▶ _Testo di partenza_:
((

Meteo: CICLONE dall'Oceano spazza l’Europa, Italia presa solo in parte

Meteo: CICLONE dall'Oceano spazza l’Europa, Italia presa solo in parte

Vortice depressionario in approfondimento sulla Scandinavia, con flussi d’aria fredda in discesa dall’Artico

La perturbazione, che si appresta a determinare un peggioramento meteo sull’Italia, è orchestrata da un’attiva ed estesa area depressionaria, in approfondimento sul Mar di Norvegia . La suddetta area ciclonica è alimentata dalla discesa di correnti fredde artiche, dirette verso il Regno Unito.

Questa circolazione depressionaria ha contribuito nel contempo a richiamare correnti molto più calde sud-occidentali verso l’Europa Centro-Meridionale. Le temperature si sono notevolmente impennate in Spagna , con picchi fino a 32-33 gradi.

Il caldo anomalo non ha risparmiato nemmeno la Francia, dove la colonnina di mercurio ha sfiorato i 30 gradi. Questa fiammata calda è naturalmente transitoria e di natura prefrontale e ora lo scenario meteo va mutando con l’ingresso della perturbazione e dell’aria fredda al seguito.

))

▶ _Esplora il materiale_:
1: Indica se ciascuna delle tre affermazioni seguenti concorda con l'articolo sul meteo, rispondendo sì o no e citando tra virgolette le parole decisive del testo: (a) l'area depressionaria si sta approfondendo sul Mar di Norvegia; (b) in Francia le temperature hanno superato i 33 gradi; (c) le correnti fredde artiche sono dirette verso il Regno Unito.
2: Secondo l'articolo sul meteo, quali picchi di temperatura sono stati registrati in Spagna?

▶ _Dati estratti_:
((

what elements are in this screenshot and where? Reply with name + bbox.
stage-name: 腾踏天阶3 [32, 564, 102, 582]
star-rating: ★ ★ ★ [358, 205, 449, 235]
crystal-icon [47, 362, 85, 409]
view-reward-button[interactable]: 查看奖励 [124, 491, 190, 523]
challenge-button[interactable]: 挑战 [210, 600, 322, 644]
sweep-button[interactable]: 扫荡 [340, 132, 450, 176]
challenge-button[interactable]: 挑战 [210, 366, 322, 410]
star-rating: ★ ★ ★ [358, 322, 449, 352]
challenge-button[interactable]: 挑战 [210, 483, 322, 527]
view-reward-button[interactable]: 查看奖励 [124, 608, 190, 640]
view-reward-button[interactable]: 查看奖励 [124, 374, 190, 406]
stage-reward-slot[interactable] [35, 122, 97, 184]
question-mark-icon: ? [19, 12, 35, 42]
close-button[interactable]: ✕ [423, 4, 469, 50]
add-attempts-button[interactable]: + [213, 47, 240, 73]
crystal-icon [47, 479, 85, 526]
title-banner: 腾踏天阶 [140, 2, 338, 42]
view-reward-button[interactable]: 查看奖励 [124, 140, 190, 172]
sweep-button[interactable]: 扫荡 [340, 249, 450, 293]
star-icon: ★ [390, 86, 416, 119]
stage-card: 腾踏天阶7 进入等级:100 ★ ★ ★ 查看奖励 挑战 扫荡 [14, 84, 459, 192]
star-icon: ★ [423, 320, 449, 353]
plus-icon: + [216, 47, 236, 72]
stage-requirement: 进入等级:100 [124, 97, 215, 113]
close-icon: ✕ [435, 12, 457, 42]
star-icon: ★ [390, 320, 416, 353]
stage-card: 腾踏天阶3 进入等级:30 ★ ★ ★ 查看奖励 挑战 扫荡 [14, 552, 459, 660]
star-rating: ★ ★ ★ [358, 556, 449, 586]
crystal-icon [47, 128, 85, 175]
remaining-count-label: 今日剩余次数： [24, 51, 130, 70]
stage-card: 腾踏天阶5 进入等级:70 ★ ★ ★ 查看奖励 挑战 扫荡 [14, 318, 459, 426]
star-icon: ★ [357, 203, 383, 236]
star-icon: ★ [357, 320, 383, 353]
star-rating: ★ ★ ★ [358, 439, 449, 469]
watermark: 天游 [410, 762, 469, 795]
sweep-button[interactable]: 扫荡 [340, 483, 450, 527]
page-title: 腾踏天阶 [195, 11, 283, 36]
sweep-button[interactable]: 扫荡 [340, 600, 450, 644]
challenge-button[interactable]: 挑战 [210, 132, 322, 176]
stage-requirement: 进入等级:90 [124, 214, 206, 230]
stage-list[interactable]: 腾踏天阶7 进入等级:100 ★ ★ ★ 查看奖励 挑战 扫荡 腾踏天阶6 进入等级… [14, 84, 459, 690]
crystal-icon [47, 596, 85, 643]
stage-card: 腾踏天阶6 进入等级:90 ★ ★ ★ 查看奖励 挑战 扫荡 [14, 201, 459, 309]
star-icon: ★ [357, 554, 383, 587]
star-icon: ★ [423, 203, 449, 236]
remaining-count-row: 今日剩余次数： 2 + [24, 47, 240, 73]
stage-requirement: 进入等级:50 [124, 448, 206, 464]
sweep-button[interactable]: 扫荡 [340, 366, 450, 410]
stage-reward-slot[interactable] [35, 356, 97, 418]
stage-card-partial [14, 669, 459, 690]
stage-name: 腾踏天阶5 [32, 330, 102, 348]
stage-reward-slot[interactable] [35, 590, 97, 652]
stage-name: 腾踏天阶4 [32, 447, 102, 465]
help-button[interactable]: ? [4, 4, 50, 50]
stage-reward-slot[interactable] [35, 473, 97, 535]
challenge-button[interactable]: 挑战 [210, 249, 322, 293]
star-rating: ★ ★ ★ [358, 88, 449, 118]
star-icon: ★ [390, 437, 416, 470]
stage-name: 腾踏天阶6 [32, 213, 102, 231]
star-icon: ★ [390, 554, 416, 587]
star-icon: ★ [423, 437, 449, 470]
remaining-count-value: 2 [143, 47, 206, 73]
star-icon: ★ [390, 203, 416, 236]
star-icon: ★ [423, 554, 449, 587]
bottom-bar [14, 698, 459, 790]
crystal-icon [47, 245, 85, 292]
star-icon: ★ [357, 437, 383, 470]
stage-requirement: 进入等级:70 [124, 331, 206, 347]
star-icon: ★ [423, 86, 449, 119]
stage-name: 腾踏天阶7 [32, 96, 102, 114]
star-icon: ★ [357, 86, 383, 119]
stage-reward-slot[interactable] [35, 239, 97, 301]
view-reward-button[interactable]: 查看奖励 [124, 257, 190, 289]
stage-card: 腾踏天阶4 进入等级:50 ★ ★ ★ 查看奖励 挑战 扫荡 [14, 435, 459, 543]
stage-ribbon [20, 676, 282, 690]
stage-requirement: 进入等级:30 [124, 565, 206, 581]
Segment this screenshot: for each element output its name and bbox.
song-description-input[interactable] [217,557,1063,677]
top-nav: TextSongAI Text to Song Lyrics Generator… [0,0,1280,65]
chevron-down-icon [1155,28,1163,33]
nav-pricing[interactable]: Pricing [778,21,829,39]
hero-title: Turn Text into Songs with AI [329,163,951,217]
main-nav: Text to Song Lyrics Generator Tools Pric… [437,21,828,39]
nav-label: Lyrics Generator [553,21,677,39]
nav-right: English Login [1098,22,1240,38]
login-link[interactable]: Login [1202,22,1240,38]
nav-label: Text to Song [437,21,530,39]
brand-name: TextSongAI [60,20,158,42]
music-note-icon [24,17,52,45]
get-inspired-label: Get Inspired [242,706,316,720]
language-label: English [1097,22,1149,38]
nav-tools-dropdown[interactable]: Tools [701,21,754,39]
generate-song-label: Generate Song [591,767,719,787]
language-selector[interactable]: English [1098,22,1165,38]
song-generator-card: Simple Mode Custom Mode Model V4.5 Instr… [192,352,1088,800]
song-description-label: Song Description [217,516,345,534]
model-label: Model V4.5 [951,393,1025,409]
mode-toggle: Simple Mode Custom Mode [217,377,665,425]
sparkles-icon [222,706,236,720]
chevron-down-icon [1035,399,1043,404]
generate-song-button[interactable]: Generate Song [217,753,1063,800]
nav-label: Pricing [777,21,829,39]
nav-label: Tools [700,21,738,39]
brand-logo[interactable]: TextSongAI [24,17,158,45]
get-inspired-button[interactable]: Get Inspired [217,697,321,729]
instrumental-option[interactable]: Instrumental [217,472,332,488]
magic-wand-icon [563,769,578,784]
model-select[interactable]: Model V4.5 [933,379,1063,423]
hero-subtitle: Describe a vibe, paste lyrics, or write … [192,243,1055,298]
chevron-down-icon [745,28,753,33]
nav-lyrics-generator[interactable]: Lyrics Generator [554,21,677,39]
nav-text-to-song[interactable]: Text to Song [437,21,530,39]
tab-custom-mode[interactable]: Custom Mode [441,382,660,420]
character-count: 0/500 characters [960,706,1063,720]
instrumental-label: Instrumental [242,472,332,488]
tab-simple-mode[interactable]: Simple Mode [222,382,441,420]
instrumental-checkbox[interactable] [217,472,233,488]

))

▶ _Risultati in ordine_:
1:
(a) Sì: "in approfondimento sul Mar di Norvegia".
(b) No: "la colonnina di mercurio ha sfiorato i 30 gradi".
(c) Sì: "dirette verso il Regno Unito".

2: Picchi fino a 32-33 gradi.